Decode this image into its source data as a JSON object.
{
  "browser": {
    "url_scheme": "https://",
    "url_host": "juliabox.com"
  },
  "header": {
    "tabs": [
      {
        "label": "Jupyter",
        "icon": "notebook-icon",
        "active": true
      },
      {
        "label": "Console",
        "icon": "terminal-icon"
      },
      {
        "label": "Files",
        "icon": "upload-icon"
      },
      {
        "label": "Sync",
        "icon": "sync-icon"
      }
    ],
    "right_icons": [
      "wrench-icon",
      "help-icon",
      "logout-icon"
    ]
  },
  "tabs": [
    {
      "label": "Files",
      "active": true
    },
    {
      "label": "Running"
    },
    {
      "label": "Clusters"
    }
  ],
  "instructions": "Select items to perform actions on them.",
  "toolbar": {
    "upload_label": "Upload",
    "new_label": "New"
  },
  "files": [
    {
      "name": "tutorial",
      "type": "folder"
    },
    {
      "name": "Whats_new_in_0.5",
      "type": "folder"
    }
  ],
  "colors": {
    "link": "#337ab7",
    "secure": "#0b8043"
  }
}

━━━━━━━━━━

> _Written exercise_
Transcribe each entry exactly.

> _Response to this exercise_
Decode this image into its source data as a JSON object.
{
  "browser": {
    "url_scheme": "https://",
    "url_host": "juliabox.com"
  },
  "header": {
    "tabs": [
      {
        "label": "Jupyter",
        "icon": "notebook-icon",
        "active": true
      },
      {
        "label": "Console",
        "icon": "terminal-icon"
      },
      {
        "label": "Files",
        "icon": "upload-icon"
      },
      {
        "label": "Sync",
        "icon": "sync-icon"
      }
    ],
    "right_icons": [
      "wrench-icon",
      "help-icon",
      "logout-icon"
    ]
  },
  "tabs": [
    {
      "label": "Files",
      "active": true
    },
    {
      "label": "Running"
    },
    {
      "label": "Clusters"
    }
  ],
  "instructions": "Select items to perform actions on them.",
  "toolbar": {
    "upload_label": "Upload",
    "new_label": "New"
  },
  "files": [
    {
      "name": "tutorial",
      "type": "folder"
    },
    {
      "name": "Whats_new_in_0.5",
      "type": "folder"
    }
  ],
  "colors": {
    "link": "#337ab7",
    "secure": "#0b8043"
  }
}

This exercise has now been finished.